__WHAT TO DO__
Echo the data lines from the one containing "menu-item-label: Больничный лист: [534, 167, 644, 182]" through the one containing "menu-item-label: Взносы, пособия: [534, 409, 640, 424]", including both of those lines.

(Labeled box records)

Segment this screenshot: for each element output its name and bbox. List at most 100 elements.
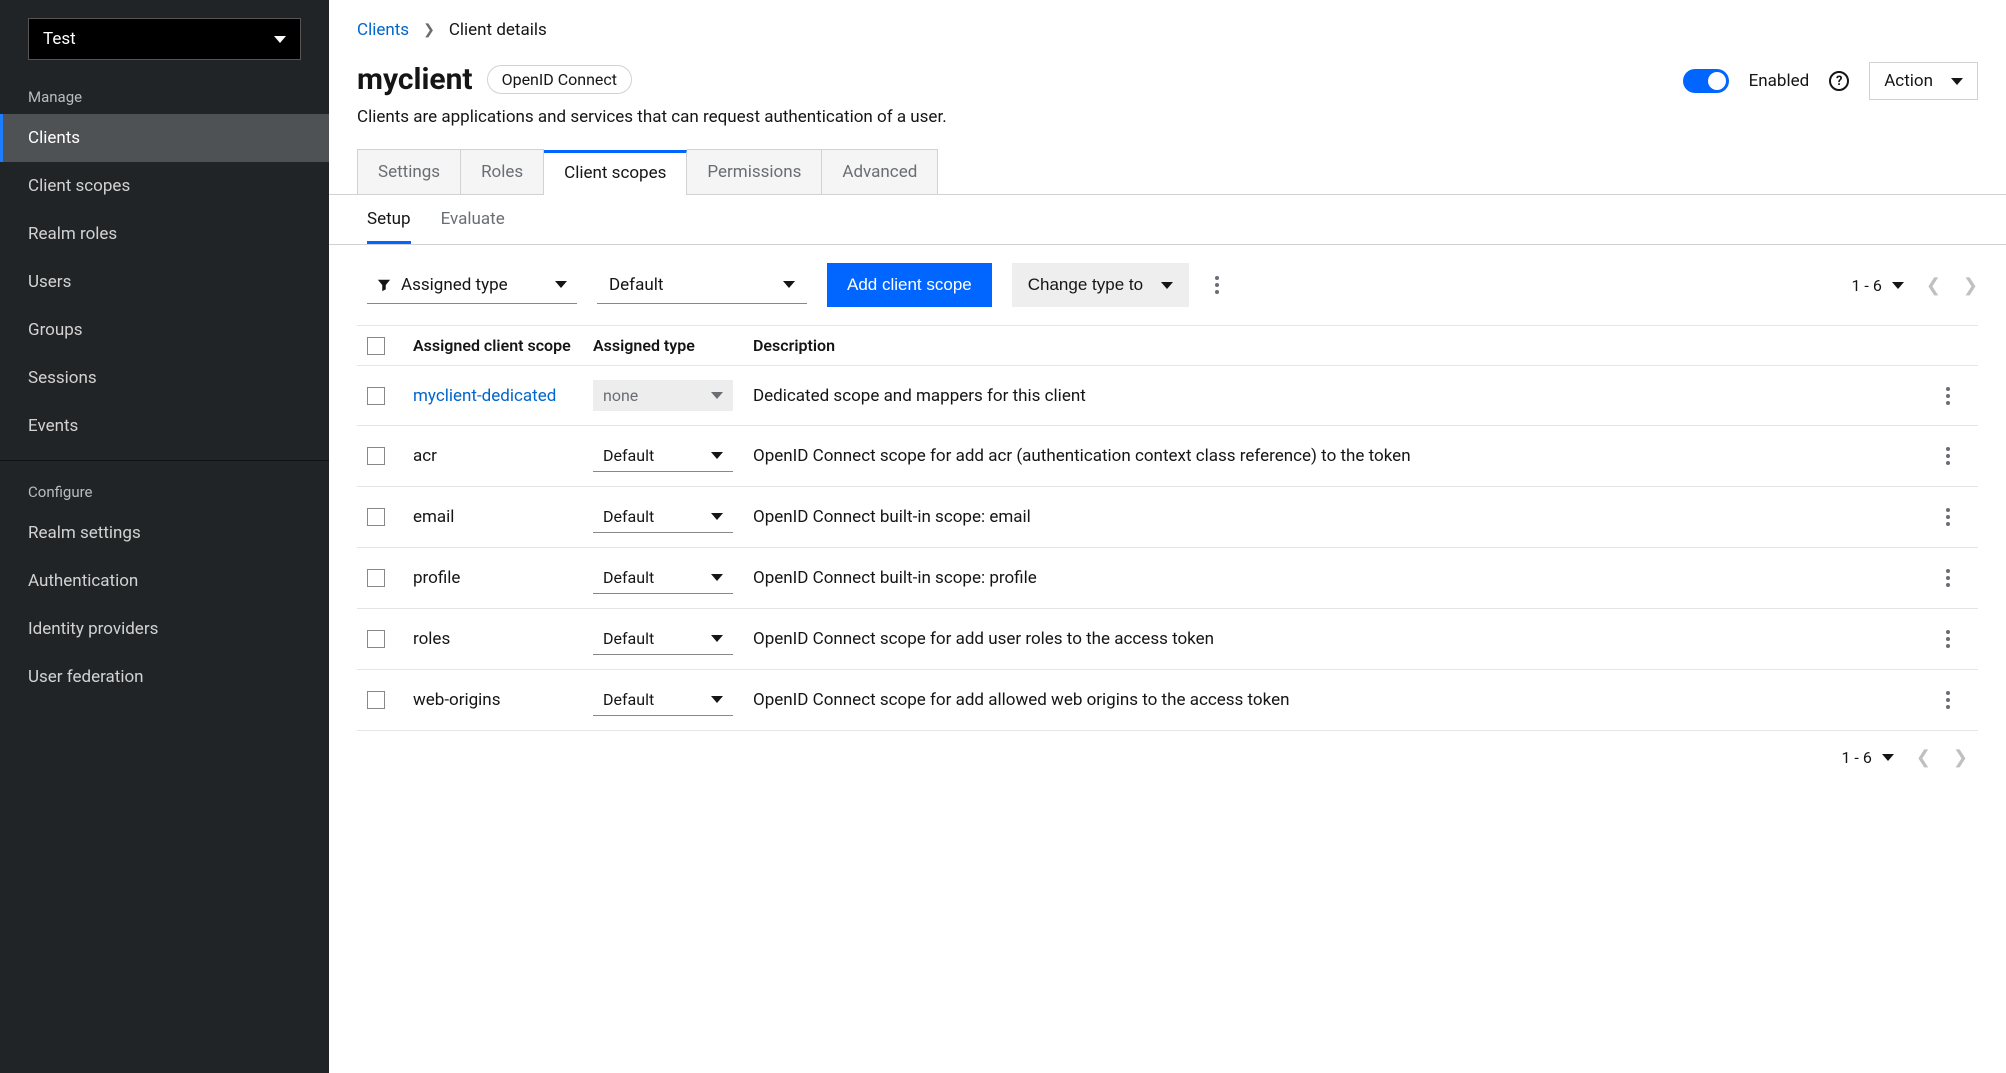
chevron-down-icon xyxy=(711,696,723,703)
sidebar-item-authentication[interactable]: Authentication xyxy=(0,557,329,605)
pager-range-select[interactable]: 1 - 6 xyxy=(1851,276,1903,295)
nav-separator xyxy=(0,460,329,461)
tab-advanced[interactable]: Advanced xyxy=(822,149,938,194)
sidebar-item-clients[interactable]: Clients xyxy=(0,114,329,162)
scope-name: web-origins xyxy=(413,690,500,710)
col-header-name: Assigned client scope xyxy=(413,336,593,355)
subtab-evaluate[interactable]: Evaluate xyxy=(441,209,505,244)
scope-description: OpenID Connect scope for add acr (authen… xyxy=(753,446,1928,466)
tab-permissions[interactable]: Permissions xyxy=(687,149,822,194)
sidebar-item-user-federation[interactable]: User federation xyxy=(0,653,329,701)
subtabs: Setup Evaluate xyxy=(329,195,2006,245)
nav-section-configure: Configure xyxy=(0,465,329,509)
chevron-down-icon xyxy=(555,281,567,288)
chevron-down-icon xyxy=(1882,754,1894,761)
type-select[interactable]: Default xyxy=(597,267,807,304)
scope-description: OpenID Connect scope for add allowed web… xyxy=(753,690,1928,710)
sidebar: Test Manage ClientsClient scopesRealm ro… xyxy=(0,0,329,1073)
row-kebab[interactable] xyxy=(1940,381,1956,411)
select-all-checkbox[interactable] xyxy=(367,337,385,355)
sidebar-item-sessions[interactable]: Sessions xyxy=(0,354,329,402)
page-next[interactable]: ❯ xyxy=(1963,275,1978,296)
page-prev[interactable]: ❮ xyxy=(1916,747,1931,768)
page-next[interactable]: ❯ xyxy=(1953,747,1968,768)
table-row: roles Default OpenID Connect scope for add… xyxy=(357,609,1978,670)
enabled-toggle[interactable] xyxy=(1683,69,1729,93)
assigned-type-select[interactable]: Default xyxy=(593,684,733,716)
scope-description: OpenID Connect scope for add user roles … xyxy=(753,629,1928,649)
help-icon[interactable]: ? xyxy=(1829,71,1849,91)
pager-bottom: 1 - 6 ❮ ❯ xyxy=(1841,747,1968,768)
add-client-scope-button[interactable]: Add client scope xyxy=(827,263,992,307)
pager-range-select[interactable]: 1 - 6 xyxy=(1841,748,1893,767)
sidebar-item-users[interactable]: Users xyxy=(0,258,329,306)
row-kebab[interactable] xyxy=(1940,624,1956,654)
toolbar-kebab[interactable] xyxy=(1209,270,1225,300)
page-subtitle: Clients are applications and services th… xyxy=(357,107,947,127)
scope-name: acr xyxy=(413,446,437,466)
col-header-type: Assigned type xyxy=(593,336,753,355)
scope-description: OpenID Connect built-in scope: email xyxy=(753,507,1928,527)
assigned-type-select[interactable]: Default xyxy=(593,440,733,472)
sidebar-item-client-scopes[interactable]: Client scopes xyxy=(0,162,329,210)
filter-icon xyxy=(377,278,391,292)
scope-description: OpenID Connect built-in scope: profile xyxy=(753,568,1928,588)
row-checkbox[interactable] xyxy=(367,508,385,526)
col-header-desc: Description xyxy=(753,336,1928,355)
realm-name: Test xyxy=(43,29,76,49)
client-scopes-table: Assigned client scope Assigned type Desc… xyxy=(357,325,1978,731)
sidebar-item-events[interactable]: Events xyxy=(0,402,329,450)
chevron-down-icon xyxy=(1951,78,1963,85)
page-title: myclient xyxy=(357,62,473,97)
sidebar-item-realm-settings[interactable]: Realm settings xyxy=(0,509,329,557)
row-checkbox[interactable] xyxy=(367,569,385,587)
tab-roles[interactable]: Roles xyxy=(461,149,544,194)
chevron-down-icon xyxy=(711,635,723,642)
nav-configure-list: Realm settingsAuthenticationIdentity pro… xyxy=(0,509,329,701)
sidebar-item-identity-providers[interactable]: Identity providers xyxy=(0,605,329,653)
chevron-down-icon xyxy=(711,574,723,581)
action-dropdown[interactable]: Action xyxy=(1869,62,1978,100)
tab-settings[interactable]: Settings xyxy=(357,149,461,194)
row-kebab[interactable] xyxy=(1940,685,1956,715)
nav-manage-list: ClientsClient scopesRealm rolesUsersGrou… xyxy=(0,114,329,450)
chevron-down-icon xyxy=(274,36,286,43)
scope-name[interactable]: myclient-dedicated xyxy=(413,386,556,406)
assigned-type-select[interactable]: Default xyxy=(593,623,733,655)
pager-top: 1 - 6 ❮ ❯ xyxy=(1851,275,1978,296)
row-kebab[interactable] xyxy=(1940,502,1956,532)
sidebar-item-realm-roles[interactable]: Realm roles xyxy=(0,210,329,258)
nav-section-manage: Manage xyxy=(0,70,329,114)
table-row: emailDefaultOpenID Connect built-in scop… xyxy=(357,487,1978,548)
breadcrumb-root[interactable]: Clients xyxy=(357,20,409,40)
table-row: profile Default OpenID Connect built-in sc… xyxy=(357,548,1978,609)
assigned-type-filter[interactable]: Assigned type xyxy=(367,267,577,304)
row-kebab[interactable] xyxy=(1940,441,1956,471)
table-row: web-origins Default OpenID Connect scope f… xyxy=(357,670,1978,731)
realm-selector[interactable]: Test xyxy=(28,18,301,60)
tab-client-scopes[interactable]: Client scopes xyxy=(544,150,687,195)
row-checkbox[interactable] xyxy=(367,691,385,709)
scope-name: profile xyxy=(413,568,460,588)
toolbar: Assigned type Default Add client scope C… xyxy=(357,245,1978,325)
assigned-type-select[interactable]: Default xyxy=(593,562,733,594)
protocol-badge: OpenID Connect xyxy=(487,65,632,94)
row-kebab[interactable] xyxy=(1940,563,1956,593)
sidebar-item-groups[interactable]: Groups xyxy=(0,306,329,354)
row-checkbox[interactable] xyxy=(367,447,385,465)
breadcrumb-current: Client details xyxy=(449,20,547,40)
chevron-down-icon xyxy=(1892,282,1904,289)
chevron-down-icon xyxy=(711,452,723,459)
scope-name: roles xyxy=(413,629,450,649)
row-checkbox[interactable] xyxy=(367,630,385,648)
tabs: SettingsRolesClient scopesPermissionsAdv… xyxy=(329,149,2006,195)
change-type-button[interactable]: Change type to xyxy=(1012,263,1189,307)
page-prev[interactable]: ❮ xyxy=(1926,275,1941,296)
table-header: Assigned client scope Assigned type Desc… xyxy=(357,325,1978,366)
chevron-down-icon xyxy=(1161,282,1173,289)
main-content: Clients ❯ Client details myclient OpenID… xyxy=(329,0,2006,1073)
subtab-setup[interactable]: Setup xyxy=(367,209,411,244)
assigned-type-select[interactable]: Default xyxy=(593,501,733,533)
row-checkbox[interactable] xyxy=(367,387,385,405)
chevron-right-icon: ❯ xyxy=(423,22,435,38)
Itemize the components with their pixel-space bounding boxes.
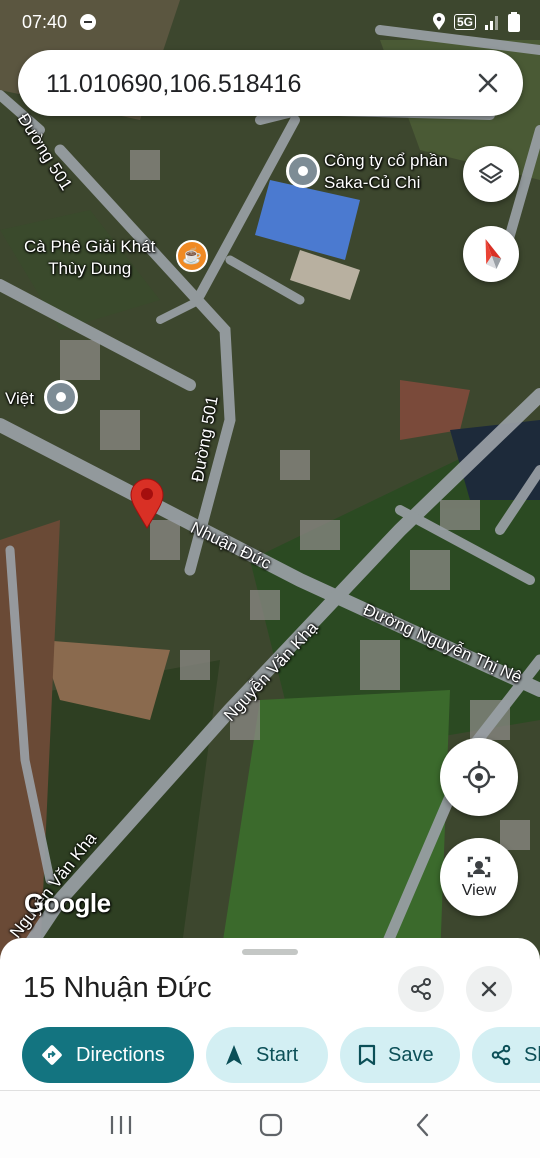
close-sheet-button[interactable]: [466, 966, 512, 1012]
view-label: View: [461, 882, 497, 899]
bookmark-icon: [358, 1044, 376, 1066]
back-icon: [416, 1113, 429, 1137]
save-button[interactable]: Save: [340, 1027, 460, 1083]
recent-apps-icon: [110, 1116, 132, 1134]
do-not-disturb-icon: [80, 14, 96, 30]
place-sheet[interactable]: 15 Nhuận Đức Directions Start Save S: [0, 938, 540, 1090]
home-button[interactable]: [226, 1091, 316, 1158]
poi-label-cafe[interactable]: Cà Phê Giải Khát Thùy Dung: [24, 236, 155, 280]
google-logo: Google: [24, 888, 111, 918]
close-icon: [481, 981, 497, 997]
back-button[interactable]: [378, 1091, 468, 1158]
directions-icon: [42, 1045, 62, 1065]
layers-icon: [479, 163, 503, 184]
system-nav-bar: [0, 1090, 540, 1158]
poi-label-viet[interactable]: Việt: [5, 388, 34, 410]
cafe-icon[interactable]: ☕: [176, 240, 208, 272]
share-icon: [411, 978, 431, 1000]
signal-icon: [485, 16, 498, 30]
satellite-imagery: [0, 0, 540, 960]
poi-pin-icon[interactable]: [286, 154, 320, 188]
share-icon-button[interactable]: [398, 966, 444, 1012]
poi-pin-icon[interactable]: [44, 380, 78, 414]
action-chips: Directions Start Save Share: [22, 1027, 540, 1083]
clear-search-button[interactable]: [471, 66, 505, 100]
directions-label: Directions: [76, 1043, 165, 1066]
recent-apps-button[interactable]: [76, 1091, 166, 1158]
poi-label-company[interactable]: Công ty cổ phần Saka-Củ Chi: [324, 150, 448, 194]
network-type: 5G: [453, 14, 476, 30]
street-view-icon: [467, 856, 491, 878]
search-box[interactable]: 11.010690,106.518416: [18, 50, 523, 116]
home-icon: [259, 1113, 283, 1137]
map-view[interactable]: Đường 501 Đường 501 Nhuận Đức Nguyễn Văn…: [0, 0, 540, 960]
close-icon: [478, 73, 498, 93]
drag-handle[interactable]: [242, 949, 298, 955]
status-time: 07:40: [22, 12, 68, 32]
battery-icon: [508, 12, 520, 32]
location-icon: [432, 13, 445, 30]
my-location-icon: [462, 760, 496, 794]
share-icon: [491, 1044, 511, 1066]
share-label: Share: [524, 1043, 540, 1066]
layers-button[interactable]: [463, 146, 519, 202]
search-input[interactable]: 11.010690,106.518416: [46, 70, 301, 99]
place-title: 15 Nhuận Đức: [23, 972, 212, 1004]
save-label: Save: [388, 1043, 434, 1066]
compass-button[interactable]: [463, 226, 519, 282]
street-view-button[interactable]: View: [440, 838, 518, 916]
start-label: Start: [256, 1043, 299, 1066]
start-button[interactable]: Start: [206, 1027, 328, 1083]
compass-icon: [485, 238, 502, 270]
share-button[interactable]: Share: [472, 1027, 540, 1083]
status-bar: 07:40 5G: [0, 0, 540, 46]
directions-button[interactable]: Directions: [22, 1027, 194, 1083]
navigation-arrow-icon: [226, 1045, 242, 1065]
my-location-button[interactable]: [440, 738, 518, 816]
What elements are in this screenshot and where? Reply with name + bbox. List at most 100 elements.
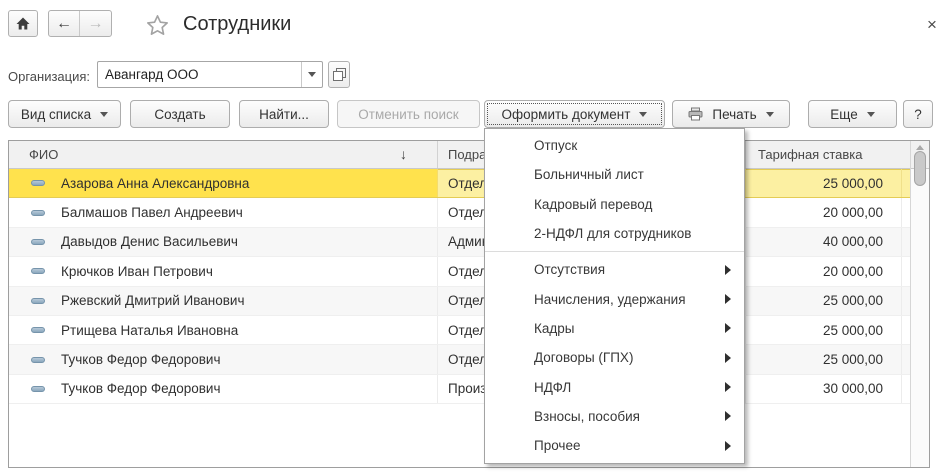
menu-item-label: Больничный лист: [534, 167, 644, 182]
cell-rate[interactable]: 40 000,00: [746, 228, 902, 256]
chevron-down-icon: [766, 112, 774, 117]
menu-item[interactable]: Договоры (ГПХ): [485, 343, 744, 372]
cell-rate[interactable]: 30 000,00: [746, 375, 902, 403]
menu-item-label: Взносы, пособия: [534, 409, 640, 424]
cell-fio[interactable]: Ржевский Дмитрий Иванович: [9, 287, 438, 315]
rate-value: 25 000,00: [823, 176, 883, 191]
table-row[interactable]: Давыдов Денис Васильевич Админи 40 000,0…: [9, 228, 910, 257]
cell-fio[interactable]: Балмашов Павел Андреевич: [9, 198, 438, 226]
cell-rate[interactable]: 25 000,00: [746, 345, 902, 373]
cell-rate[interactable]: 20 000,00: [746, 198, 902, 226]
menu-item-label: Кадровый перевод: [534, 197, 652, 212]
cell-spacer: [902, 257, 910, 285]
submenu-arrow-icon: [725, 265, 731, 275]
create-button[interactable]: Создать: [130, 100, 230, 128]
submenu-arrow-icon: [725, 323, 731, 333]
table-row[interactable]: Тучков Федор Федорович Отдел 25 000,00: [9, 345, 910, 374]
cell-spacer: [902, 345, 910, 373]
menu-item[interactable]: НДФЛ: [485, 372, 744, 401]
list-item-marker-icon: [31, 327, 45, 333]
list-item-marker-icon: [31, 386, 45, 392]
home-icon: [15, 16, 31, 31]
table-row[interactable]: Тучков Федор Федорович Произв 30 000,00: [9, 375, 910, 404]
column-header-rate-label: Тарифная ставка: [758, 147, 862, 162]
menu-item-label: Отпуск: [534, 138, 577, 153]
menu-item[interactable]: 2-НДФЛ для сотрудников: [485, 219, 744, 248]
help-button[interactable]: ?: [903, 100, 933, 128]
scroll-up-icon[interactable]: [916, 145, 924, 150]
department-name: Отдел: [448, 323, 487, 338]
menu-item-label: Кадры: [534, 321, 574, 336]
vertical-scrollbar[interactable]: [910, 141, 929, 467]
cell-fio[interactable]: Азарова Анна Александровна: [9, 169, 438, 197]
cell-spacer: [902, 228, 910, 256]
employee-name: Азарова Анна Александровна: [61, 176, 249, 191]
menu-item-label: НДФЛ: [534, 380, 571, 395]
menu-item[interactable]: Кадровый перевод: [485, 190, 744, 219]
cell-rate[interactable]: 25 000,00: [746, 287, 902, 315]
department-name: Отдел: [448, 264, 487, 279]
menu-item[interactable]: Отсутствия: [485, 255, 744, 284]
menu-item[interactable]: Больничный лист: [485, 160, 744, 189]
back-button[interactable]: ←: [49, 11, 80, 36]
organization-dropdown-button[interactable]: [301, 62, 322, 87]
menu-separator: [485, 251, 744, 252]
cell-fio[interactable]: Тучков Федор Федорович: [9, 345, 438, 373]
cell-rate[interactable]: 25 000,00: [746, 316, 902, 344]
cell-fio[interactable]: Тучков Федор Федорович: [9, 375, 438, 403]
cell-fio[interactable]: Ртищева Наталья Ивановна: [9, 316, 438, 344]
department-name: Отдел: [448, 176, 487, 191]
table-header-row: ФИО ↓ Подраз Тарифная ставка: [9, 141, 929, 169]
rate-value: 20 000,00: [823, 205, 883, 220]
more-label: Еще: [830, 107, 857, 122]
more-button[interactable]: Еще: [808, 100, 897, 128]
printer-icon: [688, 107, 703, 121]
make-document-menu: Отпуск Больничный лист Кадровый перевод …: [484, 128, 745, 464]
table-row[interactable]: Крючков Иван Петрович Отдел 20 000,00: [9, 257, 910, 286]
employee-name: Тучков Федор Федорович: [61, 381, 221, 396]
forward-button[interactable]: →: [80, 11, 111, 36]
home-button[interactable]: [8, 10, 38, 37]
chevron-down-icon: [867, 112, 875, 117]
cell-fio[interactable]: Крючков Иван Петрович: [9, 257, 438, 285]
print-label: Печать: [712, 107, 756, 122]
organization-choose-button[interactable]: [328, 61, 350, 88]
cancel-search-button: Отменить поиск: [337, 100, 480, 128]
column-header-rate[interactable]: Тарифная ставка: [746, 141, 902, 168]
cell-fio[interactable]: Давыдов Денис Васильевич: [9, 228, 438, 256]
employee-name: Ржевский Дмитрий Иванович: [61, 293, 244, 308]
employee-name: Тучков Федор Федорович: [61, 352, 221, 367]
close-icon[interactable]: ×: [921, 14, 943, 36]
table-row[interactable]: Ртищева Наталья Ивановна Отдел 25 000,00: [9, 316, 910, 345]
employee-name: Ртищева Наталья Ивановна: [61, 323, 238, 338]
find-button[interactable]: Найти...: [239, 100, 329, 128]
table-row[interactable]: Балмашов Павел Андреевич Отдел 20 000,00: [9, 198, 910, 227]
cell-rate[interactable]: 25 000,00: [746, 169, 902, 197]
table-row[interactable]: Ржевский Дмитрий Иванович Отдел 25 000,0…: [9, 287, 910, 316]
chevron-down-icon: [639, 112, 647, 117]
employees-table: ФИО ↓ Подраз Тарифная ставка Азарова Анн…: [8, 140, 930, 468]
employee-name: Крючков Иван Петрович: [61, 264, 213, 279]
chevron-down-icon: [100, 112, 108, 117]
scrollbar-thumb[interactable]: [914, 151, 926, 186]
favorite-star-icon[interactable]: [145, 13, 170, 38]
menu-item[interactable]: Кадры: [485, 314, 744, 343]
menu-item[interactable]: Взносы, пособия: [485, 402, 744, 431]
history-nav: ← →: [48, 10, 112, 37]
organization-combobox[interactable]: Авангард ООО: [97, 61, 323, 88]
cell-spacer: [902, 169, 910, 197]
menu-item[interactable]: Отпуск: [485, 131, 744, 160]
rate-value: 25 000,00: [823, 352, 883, 367]
column-header-fio[interactable]: ФИО ↓: [9, 141, 438, 168]
make-document-label: Оформить документ: [502, 107, 631, 122]
menu-item[interactable]: Прочее: [485, 431, 744, 460]
view-list-button[interactable]: Вид списка: [8, 100, 121, 128]
menu-item-label: Отсутствия: [534, 262, 605, 277]
cell-rate[interactable]: 20 000,00: [746, 257, 902, 285]
table-row[interactable]: Азарова Анна Александровна Отдел 25 000,…: [9, 169, 910, 198]
menu-item[interactable]: Начисления, удержания: [485, 284, 744, 313]
print-button[interactable]: Печать: [672, 100, 790, 128]
make-document-button[interactable]: Оформить документ: [484, 100, 665, 128]
rate-value: 30 000,00: [823, 381, 883, 396]
list-item-marker-icon: [31, 239, 45, 245]
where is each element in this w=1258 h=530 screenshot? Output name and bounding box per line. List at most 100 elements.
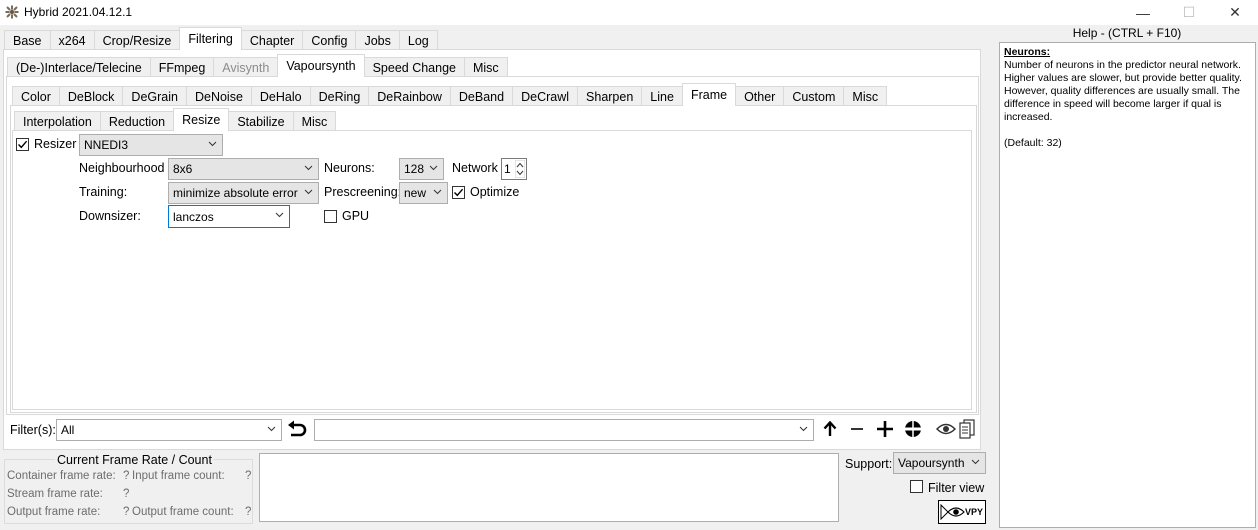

__WORKED ANSWER__
menu-item-label: Больничный лист: [534, 167, 644, 182]
cell-rate[interactable]: 40 000,00: [746, 228, 902, 256]
chevron-down-icon: [766, 112, 774, 117]
menu-item[interactable]: Договоры (ГПХ): [485, 343, 744, 372]
cell-rate[interactable]: 30 000,00: [746, 375, 902, 403]
menu-item-label: Взносы, пособия: [534, 409, 640, 424]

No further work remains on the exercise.